[Task instructions]:
Copy each line of the data below with the word "ylabel".

[Source data]:
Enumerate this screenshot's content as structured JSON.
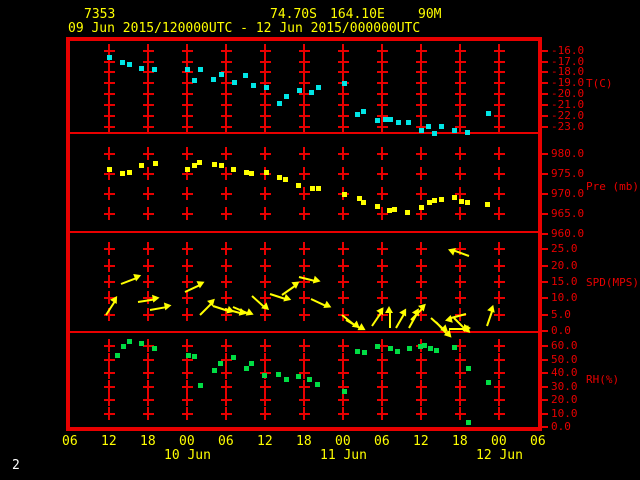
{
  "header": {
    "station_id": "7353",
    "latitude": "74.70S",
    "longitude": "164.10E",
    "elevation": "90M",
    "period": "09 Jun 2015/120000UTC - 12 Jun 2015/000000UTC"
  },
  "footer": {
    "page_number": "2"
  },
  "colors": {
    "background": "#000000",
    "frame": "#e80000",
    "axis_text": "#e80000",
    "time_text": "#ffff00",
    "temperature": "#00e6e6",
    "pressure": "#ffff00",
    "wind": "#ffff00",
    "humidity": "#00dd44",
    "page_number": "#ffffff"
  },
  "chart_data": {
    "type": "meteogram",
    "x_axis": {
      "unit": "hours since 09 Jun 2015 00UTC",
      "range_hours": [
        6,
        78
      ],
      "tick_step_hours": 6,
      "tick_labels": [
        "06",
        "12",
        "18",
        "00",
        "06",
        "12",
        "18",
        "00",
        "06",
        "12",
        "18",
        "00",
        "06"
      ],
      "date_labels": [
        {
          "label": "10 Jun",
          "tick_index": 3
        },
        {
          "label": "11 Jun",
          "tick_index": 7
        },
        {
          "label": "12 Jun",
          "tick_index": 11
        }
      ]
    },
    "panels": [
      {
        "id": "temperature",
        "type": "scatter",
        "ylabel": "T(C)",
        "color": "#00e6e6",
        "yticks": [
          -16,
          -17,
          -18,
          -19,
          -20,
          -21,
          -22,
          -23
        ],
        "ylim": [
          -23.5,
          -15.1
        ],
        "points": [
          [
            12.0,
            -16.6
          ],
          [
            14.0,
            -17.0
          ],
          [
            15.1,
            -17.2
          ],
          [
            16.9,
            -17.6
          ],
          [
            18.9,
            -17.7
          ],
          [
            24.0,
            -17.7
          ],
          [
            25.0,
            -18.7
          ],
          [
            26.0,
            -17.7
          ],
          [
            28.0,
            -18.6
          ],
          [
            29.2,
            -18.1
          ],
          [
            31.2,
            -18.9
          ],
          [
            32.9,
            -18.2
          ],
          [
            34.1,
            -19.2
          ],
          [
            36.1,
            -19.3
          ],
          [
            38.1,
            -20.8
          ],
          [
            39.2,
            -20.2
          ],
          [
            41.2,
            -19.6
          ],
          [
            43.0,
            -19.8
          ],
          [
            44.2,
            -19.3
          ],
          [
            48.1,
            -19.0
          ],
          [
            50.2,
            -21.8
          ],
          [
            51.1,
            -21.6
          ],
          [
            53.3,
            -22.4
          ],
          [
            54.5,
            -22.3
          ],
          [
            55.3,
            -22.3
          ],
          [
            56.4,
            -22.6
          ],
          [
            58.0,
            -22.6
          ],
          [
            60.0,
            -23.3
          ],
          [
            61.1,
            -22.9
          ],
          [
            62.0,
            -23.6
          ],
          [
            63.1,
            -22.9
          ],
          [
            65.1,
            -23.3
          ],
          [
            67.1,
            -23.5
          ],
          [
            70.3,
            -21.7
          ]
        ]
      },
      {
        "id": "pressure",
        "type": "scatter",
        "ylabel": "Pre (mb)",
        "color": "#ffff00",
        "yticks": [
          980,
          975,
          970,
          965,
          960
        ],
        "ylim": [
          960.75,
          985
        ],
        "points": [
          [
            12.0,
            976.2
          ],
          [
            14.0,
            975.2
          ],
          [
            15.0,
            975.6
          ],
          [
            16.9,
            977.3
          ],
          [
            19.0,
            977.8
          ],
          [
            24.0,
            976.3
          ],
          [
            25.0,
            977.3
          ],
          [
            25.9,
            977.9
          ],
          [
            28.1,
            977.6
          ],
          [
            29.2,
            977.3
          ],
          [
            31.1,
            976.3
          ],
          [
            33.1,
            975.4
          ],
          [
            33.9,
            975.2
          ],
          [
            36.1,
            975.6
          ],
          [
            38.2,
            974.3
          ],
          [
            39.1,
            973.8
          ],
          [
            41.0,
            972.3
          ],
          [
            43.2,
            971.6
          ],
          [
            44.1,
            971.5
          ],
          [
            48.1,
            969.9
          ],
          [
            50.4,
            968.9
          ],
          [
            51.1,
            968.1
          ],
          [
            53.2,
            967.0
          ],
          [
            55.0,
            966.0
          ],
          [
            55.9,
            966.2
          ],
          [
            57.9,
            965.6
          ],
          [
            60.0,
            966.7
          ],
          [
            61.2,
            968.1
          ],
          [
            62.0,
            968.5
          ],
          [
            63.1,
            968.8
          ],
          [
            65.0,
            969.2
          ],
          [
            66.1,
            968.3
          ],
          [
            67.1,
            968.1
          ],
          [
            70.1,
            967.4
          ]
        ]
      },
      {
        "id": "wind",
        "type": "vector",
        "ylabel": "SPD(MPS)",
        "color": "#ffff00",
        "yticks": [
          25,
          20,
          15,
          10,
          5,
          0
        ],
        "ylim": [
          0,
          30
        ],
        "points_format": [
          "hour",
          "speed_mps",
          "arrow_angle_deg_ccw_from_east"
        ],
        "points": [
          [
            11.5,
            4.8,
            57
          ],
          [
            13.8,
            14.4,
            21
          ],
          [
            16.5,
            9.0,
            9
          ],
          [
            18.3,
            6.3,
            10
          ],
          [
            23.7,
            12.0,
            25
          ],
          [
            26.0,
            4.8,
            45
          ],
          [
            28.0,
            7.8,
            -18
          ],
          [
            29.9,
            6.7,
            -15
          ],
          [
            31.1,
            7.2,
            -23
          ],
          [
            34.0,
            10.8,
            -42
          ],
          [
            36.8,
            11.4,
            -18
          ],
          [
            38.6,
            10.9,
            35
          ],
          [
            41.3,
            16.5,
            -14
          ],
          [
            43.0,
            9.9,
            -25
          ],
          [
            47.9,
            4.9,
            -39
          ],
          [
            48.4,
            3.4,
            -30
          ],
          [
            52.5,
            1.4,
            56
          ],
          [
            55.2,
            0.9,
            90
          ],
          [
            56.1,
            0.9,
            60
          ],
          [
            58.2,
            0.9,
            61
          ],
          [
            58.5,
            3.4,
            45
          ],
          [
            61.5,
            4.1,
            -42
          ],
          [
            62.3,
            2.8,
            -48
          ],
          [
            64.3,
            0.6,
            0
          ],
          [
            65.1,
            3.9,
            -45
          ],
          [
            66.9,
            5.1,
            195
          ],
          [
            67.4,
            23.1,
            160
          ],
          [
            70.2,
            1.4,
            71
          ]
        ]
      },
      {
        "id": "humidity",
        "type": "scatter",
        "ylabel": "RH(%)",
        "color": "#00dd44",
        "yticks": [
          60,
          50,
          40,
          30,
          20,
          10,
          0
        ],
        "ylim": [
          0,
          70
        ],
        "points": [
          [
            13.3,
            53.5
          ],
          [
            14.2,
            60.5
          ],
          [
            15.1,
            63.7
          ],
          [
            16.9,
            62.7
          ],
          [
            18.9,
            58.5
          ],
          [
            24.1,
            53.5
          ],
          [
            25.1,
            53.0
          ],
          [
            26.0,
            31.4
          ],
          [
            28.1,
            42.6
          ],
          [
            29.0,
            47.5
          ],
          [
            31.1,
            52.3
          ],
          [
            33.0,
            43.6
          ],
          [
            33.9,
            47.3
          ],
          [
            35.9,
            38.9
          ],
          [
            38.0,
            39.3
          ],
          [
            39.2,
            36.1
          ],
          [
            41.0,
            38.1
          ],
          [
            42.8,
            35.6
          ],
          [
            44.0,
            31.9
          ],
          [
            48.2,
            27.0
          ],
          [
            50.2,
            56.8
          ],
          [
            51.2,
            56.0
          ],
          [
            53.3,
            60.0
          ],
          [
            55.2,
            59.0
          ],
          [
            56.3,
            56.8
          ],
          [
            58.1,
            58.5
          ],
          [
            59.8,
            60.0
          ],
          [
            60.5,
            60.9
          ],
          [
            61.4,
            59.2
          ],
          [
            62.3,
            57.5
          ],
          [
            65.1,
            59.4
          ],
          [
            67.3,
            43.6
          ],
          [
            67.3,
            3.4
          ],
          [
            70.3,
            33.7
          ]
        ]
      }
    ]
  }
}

[Result]:
        "ylabel": "T(C)",
        "ylabel": "Pre (mb)",
        "ylabel": "SPD(MPS)",
        "ylabel": "RH(%)",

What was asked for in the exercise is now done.